§ **Directive**:
Reproduce the tribunal excerpt between "Viva Mexico v" and "produced to us.", inclusive, switching "bundle" to "file".

-- Begin Source excerpt --

2. Duties shall be repaid or remitted for the reasons set out in paragraph 1 upon submission of an application to the appropriate customs office within 12 months from the date on which the amount of the duties was communicated to the debtor. However, the customs authorities may permit this period to be exceeded in duly justified exceptional cases”.

The Authorities

  1. We were provided with copies of the following authorities which we have read and considered:

CCE v Invicta Poultry [1998] EWCA 775

Impex v CCE LON/97/7088

Viva Mexico v CCE COO130

The Evidence

  1. An agreed bundle of documents was produced. No objection was taken to any of the documents and they were all admitted in evidence. We were also provided with further copies of certain documents in the bundle at the hearing. We asked to see the original applications and related documents. Such of the documents received by fax by the Rural Payments Agency as were available were produced to us.
  2. Steve Palmer, the HMRC review officer and Marcia Maurice, the HMRC case officer gave evidence. Witness statements were provided for each of them and stood as their evidence in chief. They gave further oral evidence and were cross examined.
  3. We note that Mr Palmer said in his witness statement that as he had never worked in an entry processing unit he had no first hand knowledge of processing the relevant forms.
  4. It was accepted on the Appellants’ behalf (as it had to be) that the paper work provided at the time of entry was not correct as a matter of law. It did not have the endorsements required under the relevant rules.

Findings of Fact

  1. From the evidence we make the following findings of facts:

The Company

  1. The Company is a limited liability company incorporated in England.

-- End Source excerpt --
-- Begin Stored records --

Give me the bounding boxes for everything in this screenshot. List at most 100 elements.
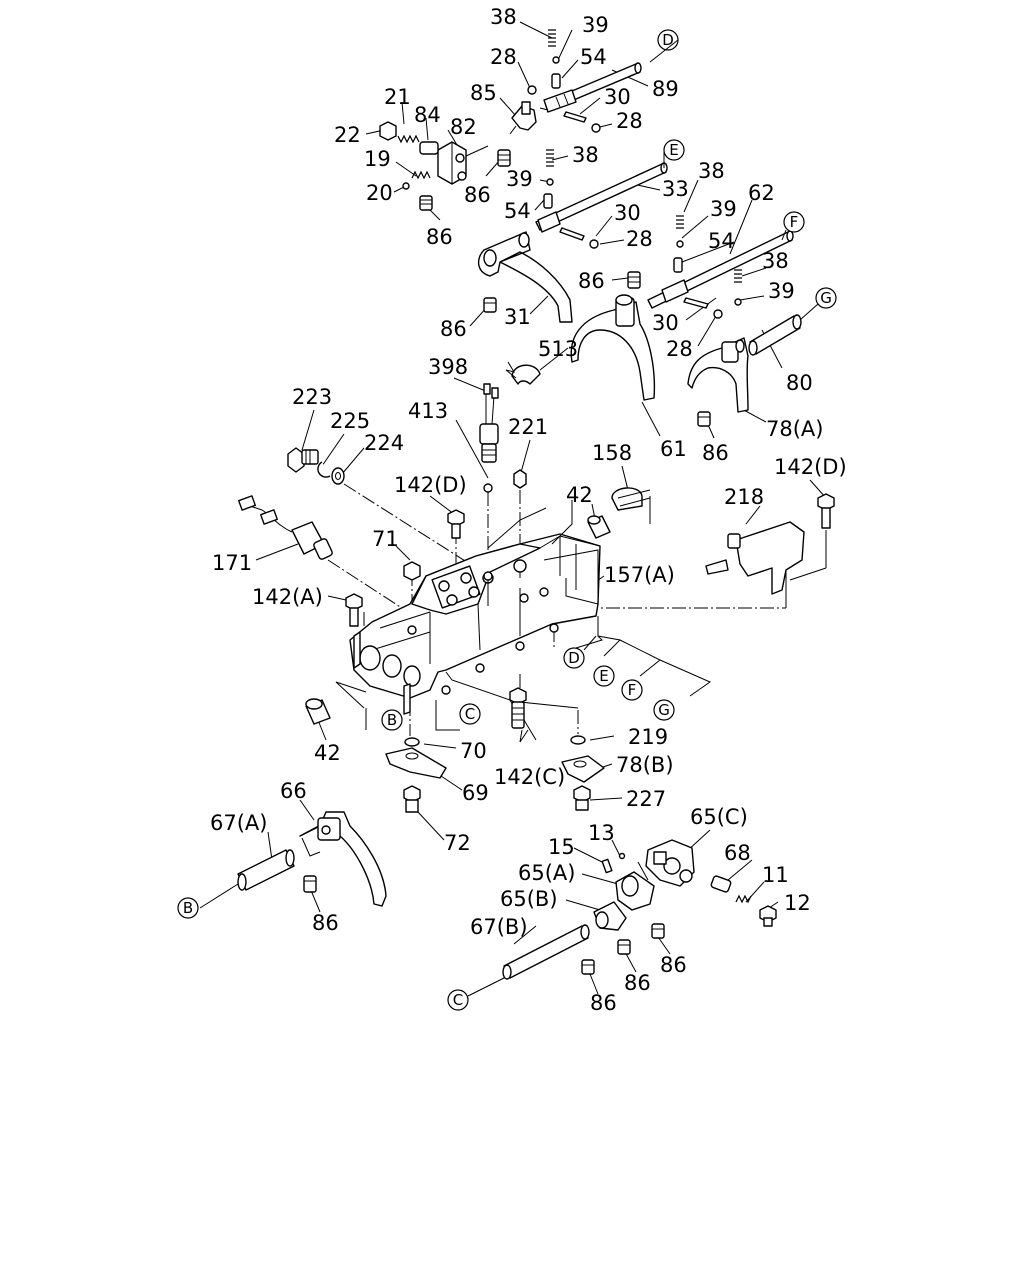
bolt-142d-center — [447, 509, 465, 539]
shift-rod-89 — [539, 62, 642, 113]
sensor-171 — [238, 495, 333, 560]
label-39-a: 39 — [582, 13, 609, 37]
spring-38-e — [546, 149, 554, 167]
label-31: 31 — [504, 305, 531, 329]
callout-c-bottom: C — [447, 989, 469, 1011]
block-65a — [615, 871, 655, 911]
plug-22 — [379, 121, 397, 141]
label-66: 66 — [280, 779, 307, 803]
label-223: 223 — [292, 385, 332, 409]
bolt-72 — [403, 785, 421, 813]
callout-d-top-text: D — [662, 31, 674, 49]
label-218: 218 — [724, 485, 764, 509]
washer-70 — [404, 737, 420, 747]
callout-c-mid-text: C — [465, 705, 475, 723]
ball-28-top-b — [591, 123, 601, 133]
washer-224 — [331, 467, 345, 485]
label-30-c: 30 — [652, 311, 679, 335]
shift-fork-31 — [477, 231, 573, 323]
callout-f-mid: F — [621, 679, 643, 701]
plug-223 — [287, 447, 319, 473]
label-398: 398 — [428, 355, 468, 379]
label-65b: 65(B) — [500, 887, 558, 911]
spring-11 — [735, 894, 752, 904]
bolt-86-fork61 — [627, 271, 641, 289]
clamp-158 — [611, 487, 651, 524]
label-86-b: 86 — [426, 225, 453, 249]
label-86-c: 86 — [578, 269, 605, 293]
shift-rod-67b — [502, 924, 590, 980]
label-171: 171 — [212, 551, 252, 575]
leader-lines — [199, 21, 827, 997]
spring-38-g — [734, 269, 742, 283]
spring-19 — [411, 170, 431, 180]
label-227: 227 — [626, 787, 666, 811]
callout-b-mid: B — [381, 709, 403, 731]
label-38-a: 38 — [490, 5, 517, 29]
plunger-84 — [419, 141, 439, 155]
ball-28-f — [713, 309, 723, 319]
shift-rod-67a — [237, 849, 295, 891]
lever-78b — [561, 755, 605, 783]
callout-b-bottom: B — [177, 897, 199, 919]
shift-rod-80 — [748, 314, 802, 356]
bolt-86-mid-top — [497, 149, 511, 167]
plunger-68 — [710, 875, 732, 893]
label-78a: 78(A) — [766, 417, 823, 441]
label-65a: 65(A) — [518, 861, 575, 885]
label-86-f: 86 — [312, 911, 339, 935]
pin-15 — [601, 858, 613, 874]
label-11: 11 — [762, 863, 789, 887]
label-54-c: 54 — [708, 229, 735, 253]
ball-39-top — [552, 56, 560, 64]
label-86-d: 86 — [440, 317, 467, 341]
label-65c: 65(C) — [690, 805, 748, 829]
label-219: 219 — [628, 725, 668, 749]
label-158: 158 — [592, 441, 632, 465]
bolt-86-fork66 — [303, 875, 317, 893]
label-82: 82 — [450, 115, 477, 139]
bolt-86-65c — [651, 923, 665, 939]
label-84: 84 — [414, 103, 441, 127]
callout-c-bottom-text: C — [453, 991, 463, 1009]
bolt-86-65a — [617, 939, 631, 955]
spring-38-top — [548, 29, 556, 47]
bracket-218 — [705, 521, 827, 608]
label-86-a: 86 — [464, 183, 491, 207]
label-12: 12 — [784, 891, 811, 915]
callout-d-mid: D — [563, 647, 585, 669]
ball-39-g — [734, 298, 742, 306]
label-71: 71 — [372, 527, 399, 551]
part-labels: 38 39 28 54 89 85 30 28 21 84 82 22 19 3… — [210, 5, 847, 1015]
bolt-86-fork78a — [697, 411, 711, 427]
label-21: 21 — [384, 85, 411, 109]
callout-f-top: F — [783, 211, 805, 233]
washer-398 — [483, 483, 493, 493]
nut-71 — [403, 561, 421, 581]
label-38-c: 38 — [698, 159, 725, 183]
ball-39-f — [676, 240, 684, 248]
label-221: 221 — [508, 415, 548, 439]
label-142d-center: 142(D) — [394, 473, 467, 497]
block-65b — [593, 901, 627, 931]
label-20: 20 — [366, 181, 393, 205]
block-65c — [645, 839, 695, 887]
shift-rod-33 — [535, 162, 668, 233]
label-15: 15 — [548, 835, 575, 859]
label-89: 89 — [652, 77, 679, 101]
label-39-d: 39 — [768, 279, 795, 303]
dowel-42-bottom — [305, 698, 331, 725]
label-69: 69 — [462, 781, 489, 805]
label-67a: 67(A) — [210, 811, 267, 835]
callout-e-top: E — [663, 139, 685, 161]
bolt-142a — [345, 593, 363, 627]
bolt-86-65b — [581, 959, 595, 975]
callout-e-mid: E — [593, 665, 615, 687]
label-86-i: 86 — [590, 991, 617, 1015]
label-38-d: 38 — [762, 249, 789, 273]
label-61: 61 — [660, 437, 687, 461]
ball-20 — [402, 182, 410, 190]
pin-54-e — [543, 193, 553, 209]
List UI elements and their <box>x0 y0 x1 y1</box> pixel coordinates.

-- End Stored records --

§ **Solution to the problem**:
Viva Mexico v CCE COO130

The Evidence

  1. An agreed file of documents was produced. No objection was taken to any of the documents and they were all admitted in evidence. We were also provided with further copies of certain documents in the file at the hearing. We asked to see the original applications and related documents. Such of the documents received by fax by the Rural Payments Agency as were available were produced to us.